Go through the entries below and pick out every line with "Headers".

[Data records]

---------------

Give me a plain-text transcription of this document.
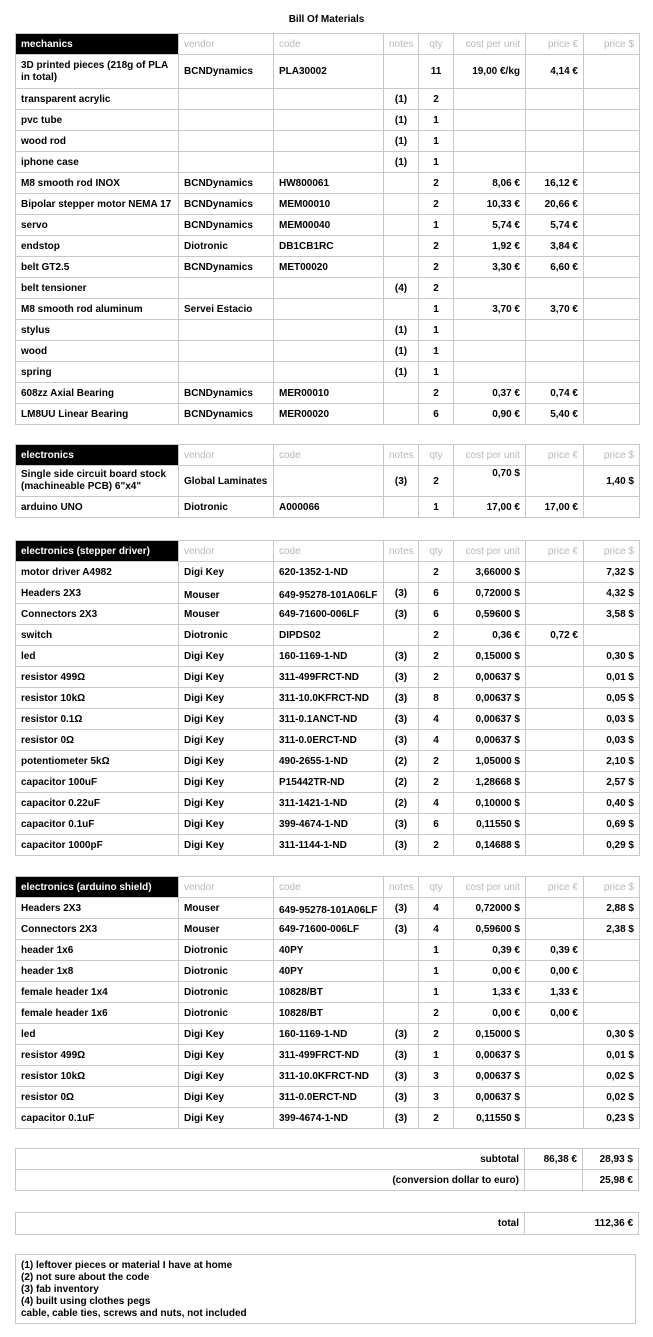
Bill Of Materials
mechanics	vendor	code	notes	qty	cost per unit	price €	price $
3D printed pieces (218g of PLA in total)	BCNDynamics	PLA30002		11	19,00 €/kg	4,14 €	
transparent acrylic			(1)	2			
pvc tube			(1)	1			
wood rod			(1)	1			
iphone case			(1)	1			
M8 smooth rod INOX	BCNDynamics	HW800061		2	8,06 €	16,12 €	
Bipolar stepper motor NEMA 17	BCNDynamics	MEM00010		2	10,33 €	20,66 €	
servo	BCNDynamics	MEM00040		1	5,74 €	5,74 €	
endstop	Diotronic	DB1CB1RC		2	1,92 €	3,84 €	
belt GT2.5	BCNDynamics	MET00020		2	3,30 €	6,60 €	
belt tensioner			(4)	2			
M8 smooth rod aluminum	Servei Estacio			1	3,70 €	3,70 €	
stylus			(1)	1			
wood			(1)	1			
spring			(1)	1			
608zz Axial Bearing	BCNDynamics	MER00010		2	0,37 €	0,74 €	
LM8UU Linear Bearing	BCNDynamics	MER00020		6	0,90 €	5,40 €	
electronics	vendor	code	notes	qty	cost per unit	price €	price $
Single side circuit board stock (machineable PCB) 6"x4"	Global Laminates		(3)	2	0,70 $		1,40 $
arduino UNO	Diotronic	A000066		1	17,00 €	17,00 €	
electronics (stepper driver)	vendor	code	notes	qty	cost per unit	price €	price $
motor driver A4982	Digi Key	620-1352-1-ND		2	3,66000 $		7,32 $
Headers 2X3	Mouser	649-95278-101A06LF	(3)	6	0,72000 $		4,32 $
Connectors 2X3	Mouser	649-71600-006LF	(3)	6	0,59600 $		3,58 $
switch	Diotronic	DIPDS02		2	0,36 €	0,72 €	
led	Digi Key	160-1169-1-ND	(3)	2	0,15000 $		0,30 $
resistor 499Ω	Digi Key	311-499FRCT-ND	(3)	2	0,00637 $		0,01 $
resistor 10kΩ	Digi Key	311-10.0KFRCT-ND	(3)	8	0,00637 $		0,05 $
resistor 0.1Ω	Digi Key	311-0.1ANCT-ND	(3)	4	0,00637 $		0,03 $
resistor 0Ω	Digi Key	311-0.0ERCT-ND	(3)	4	0,00637 $		0,03 $
potentiometer 5kΩ	Digi Key	490-2655-1-ND	(2)	2	1,05000 $		2,10 $
capacitor 100uF	Digi Key	P15442TR-ND	(2)	2	1,28668 $		2,57 $
capacitor 0.22uF	Digi Key	311-1421-1-ND	(2)	4	0,10000 $		0,40 $
capacitor 0.1uF	Digi Key	399-4674-1-ND	(3)	6	0,11550 $		0,69 $
capacitor 1000pF	Digi Key	311-1144-1-ND	(3)	2	0,14688 $		0,29 $
electronics (arduino shield)	vendor	code	notes	qty	cost per unit	price €	price $
Headers 2X3	Mouser	649-95278-101A06LF	(3)	4	0,72000 $		2,88 $
Connectors 2X3	Mouser	649-71600-006LF	(3)	4	0,59600 $		2,38 $
header 1x6	Diotronic	40PY		1	0,39 €	0,39 €	
header 1x8	Diotronic	40PY		1	0,00 €	0,00 €	
female header 1x4	Diotronic	10828/BT		1	1,33 €	1,33 €	
female header 1x6	Diotronic	10828/BT		2	0,00 €	0,00 €	
led	Digi Key	160-1169-1-ND	(3)	2	0,15000 $		0,30 $
resistor 499Ω	Digi Key	311-499FRCT-ND	(3)	1	0,00637 $		0,01 $
resistor 10kΩ	Digi Key	311-10.0KFRCT-ND	(3)	3	0,00637 $		0,02 $
resistor 0Ω	Digi Key	311-0.0ERCT-ND	(3)	3	0,00637 $		0,02 $
capacitor 0.1uF	Digi Key	399-4674-1-ND	(3)	2	0,11550 $		0,23 $
subtotal	86,38 €	28,93 $
(conversion dollar to euro)		25,98 €
total	112,36 €
(1) leftover pieces or material I have at home
(2) not sure about the code
(3) fab inventory
(4) built using clothes pegs
cable, cable ties, screws and nuts, not included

---------------

▶ _Completed task_:
Headers 2X3	Mouser	649-95278-101A06LF	(3)	6	0,72000 $		4,32 $
Headers 2X3	Mouser	649-95278-101A06LF	(3)	4	0,72000 $		2,88 $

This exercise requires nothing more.